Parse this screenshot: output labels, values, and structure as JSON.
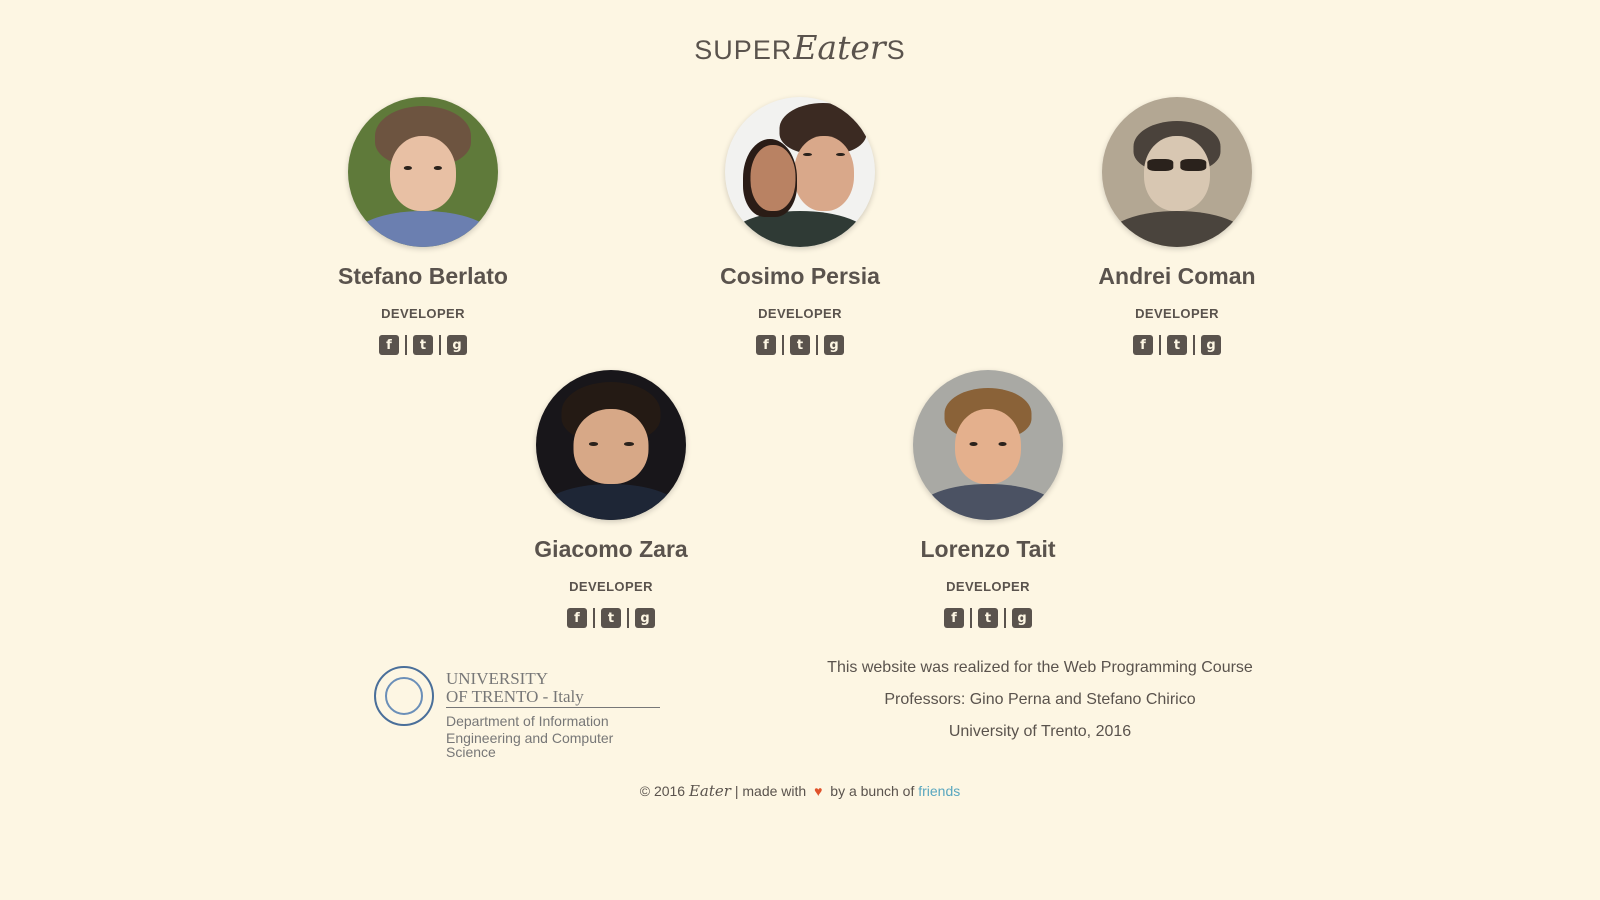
{
  "brand": {
    "prefix": "SUPER",
    "script": "Eater",
    "suffix": "S"
  },
  "social_icons": [
    "facebook-icon",
    "twitter-icon",
    "google-plus-icon"
  ],
  "team": [
    {
      "name": "Stefano Berlato",
      "role": "DEVELOPER"
    },
    {
      "name": "Cosimo Persia",
      "role": "DEVELOPER"
    },
    {
      "name": "Andrei Coman",
      "role": "DEVELOPER"
    },
    {
      "name": "Giacomo Zara",
      "role": "DEVELOPER"
    },
    {
      "name": "Lorenzo Tait",
      "role": "DEVELOPER"
    }
  ],
  "university_logo": {
    "line1": "UNIVERSITY",
    "line2": "OF TRENTO - Italy",
    "line3": "Department of Information",
    "line4": "Engineering and Computer Science"
  },
  "credits": {
    "line1": "This website was realized for the Web Programming Course",
    "line2": "Professors: Gino Perna and Stefano Chirico",
    "line3": "University of Trento, 2016"
  },
  "footer": {
    "copyright": "© 2016",
    "script": "Eater",
    "made_with": "| made with",
    "by": "by a bunch of",
    "link": "friends"
  },
  "colors": {
    "background": "#fdf6e3",
    "text": "#5a534d",
    "heart": "#e0522b",
    "link": "#58a6bf"
  }
}
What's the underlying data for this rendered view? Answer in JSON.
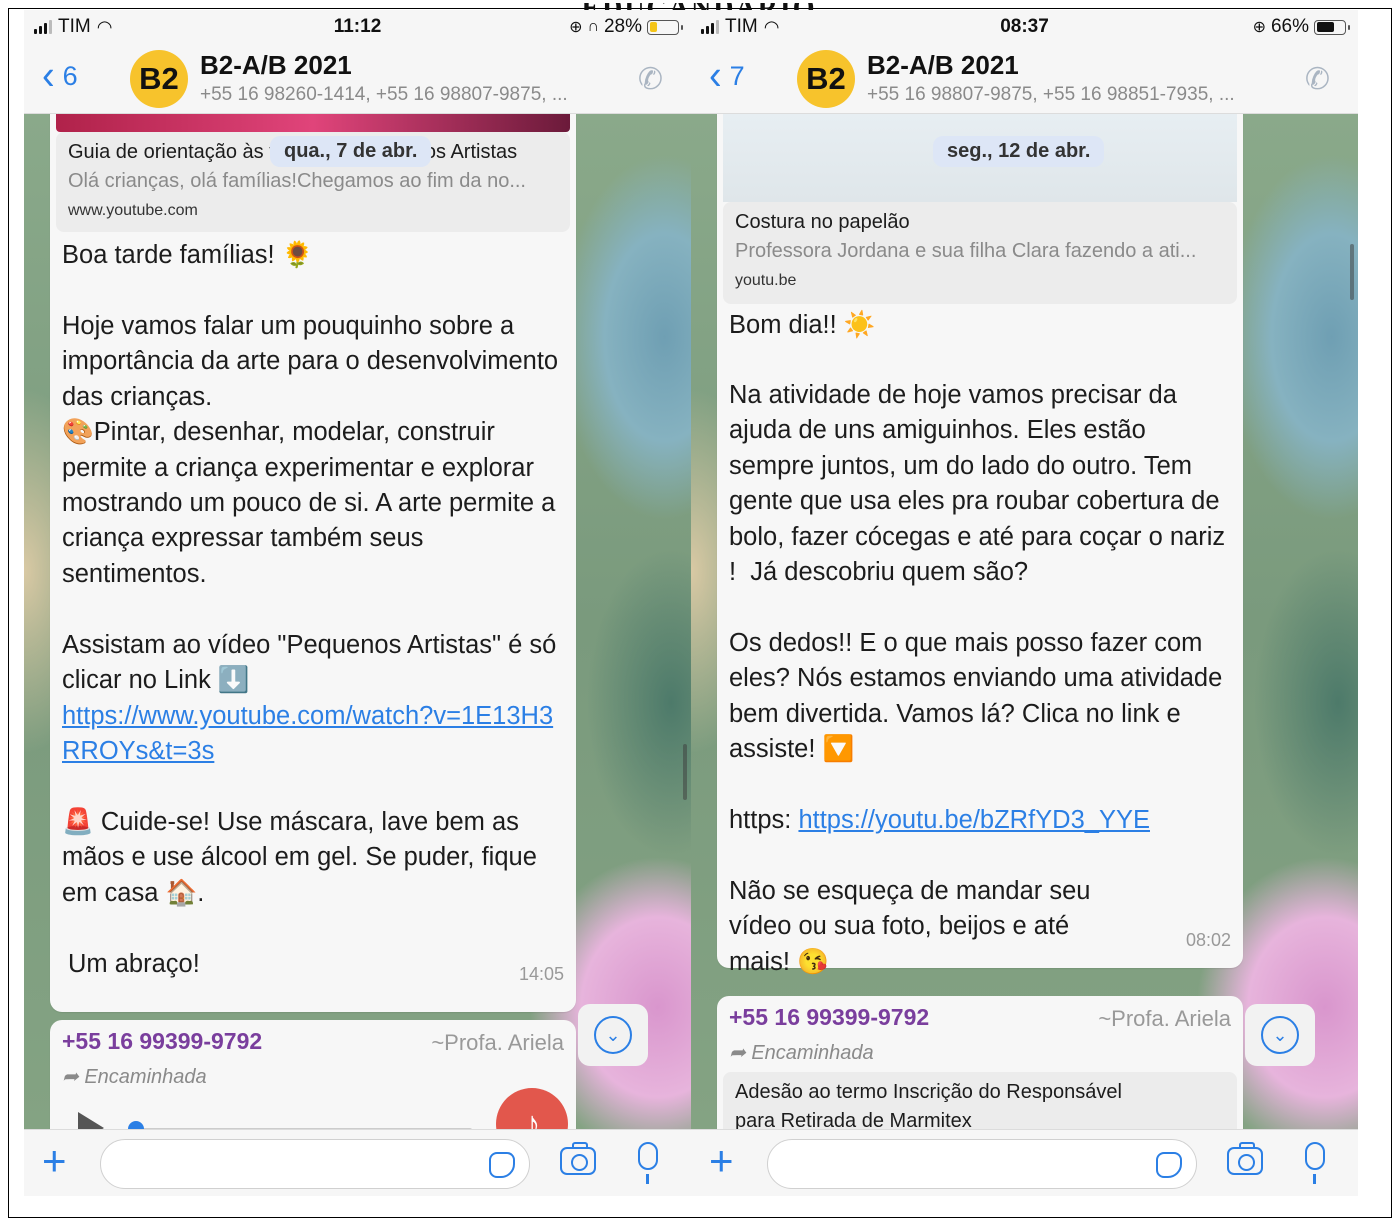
{
  "doc_fragment": "EDUCANDÁRIO",
  "left": {
    "status": {
      "carrier": "TIM",
      "time": "11:12",
      "battery_pct": "28%",
      "battery_level": 0.28,
      "battery_color": "#f5c518"
    },
    "header": {
      "back_count": "6",
      "avatar": "B2",
      "title": "B2-A/B 2021",
      "subtitle": "+55 16 98260-1414, +55 16 98807-9875, ..."
    },
    "date_pill": "qua., 7 de abr.",
    "preview": {
      "title": "Guia de orientação às famílias - Pequenos Artistas",
      "desc": "Olá crianças, olá famílias!Chegamos ao fim da no...",
      "url": "www.youtube.com"
    },
    "message": {
      "greeting": "Boa tarde famílias! 🌻",
      "body": "Hoje vamos falar um pouquinho sobre a importância da arte para o desenvolvimento das crianças.\n🎨Pintar, desenhar, modelar, construir permite a criança experimentar e explorar mostrando um pouco de si. A arte permite a criança expressar também seus sentimentos.",
      "cta": "Assistam ao vídeo \"Pequenos Artistas\" é só clicar no Link ⬇️",
      "link": "https://www.youtube.com/watch?v=1E13H3RROYs&t=3s",
      "warning": "🚨 Cuide-se! Use máscara, lave bem as mãos e use álcool em gel. Se puder, fique em casa 🏠.",
      "closing": "Um abraço!",
      "time": "14:05"
    },
    "next": {
      "sender": "+55 16 99399-9792",
      "alias": "~Profa. Ariela",
      "forwarded": "Encaminhada"
    }
  },
  "right": {
    "status": {
      "carrier": "TIM",
      "time": "08:37",
      "battery_pct": "66%",
      "battery_level": 0.66,
      "battery_color": "#111111"
    },
    "header": {
      "back_count": "7",
      "avatar": "B2",
      "title": "B2-A/B 2021",
      "subtitle": "+55 16 98807-9875, +55 16 98851-7935, ..."
    },
    "date_pill": "seg., 12 de abr.",
    "preview": {
      "title": "Costura no papelão",
      "desc": "Professora Jordana e sua filha Clara fazendo a ati...",
      "url": "youtu.be"
    },
    "message": {
      "greeting": "Bom dia!! ☀️",
      "body": "Na atividade de hoje vamos precisar da ajuda de uns amiguinhos. Eles estão sempre juntos, um do lado do outro. Tem gente que usa eles pra roubar cobertura de bolo, fazer cócegas e até para coçar o nariz !  Já descobriu quem são?",
      "body2": "Os dedos!! E o que mais posso fazer com eles? Nós estamos enviando uma atividade bem divertida. Vamos lá? Clica no link e assiste! 🔽",
      "link_prefix": "https: ",
      "link": "https://youtu.be/bZRfYD3_YYE",
      "closing": "Não se esqueça de mandar seu vídeo ou sua foto, beijos e até mais! 😘",
      "time": "08:02"
    },
    "next": {
      "sender": "+55 16 99399-9792",
      "alias": "~Profa. Ariela",
      "forwarded": "Encaminhada",
      "preview_text": "Adesão ao termo Inscrição do Responsável para Retirada de Marmitex"
    }
  },
  "icons": {
    "back": "chevron-left-icon",
    "call": "add-call-icon",
    "plus": "plus-icon",
    "sticker": "sticker-icon",
    "camera": "camera-icon",
    "mic": "microphone-icon",
    "scroll": "chevron-down-circle-icon",
    "forward": "forward-arrow-icon",
    "wifi": "wifi-icon",
    "signal": "signal-bars-icon",
    "battery": "battery-icon",
    "lock": "rotation-lock-icon",
    "headphones": "headphones-icon"
  },
  "colors": {
    "accent": "#2b7fe5",
    "avatar_bg": "#f7c32c",
    "sender": "#7a3e9d",
    "date_pill": "#dde6f6"
  }
}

Challenge:
Your task is to list each line of the records with the word "Stefano".

Exercise output:
      "name": "Stefano Berlato",
    "line2": "Professors: Gino Perna and Stefano Chirico",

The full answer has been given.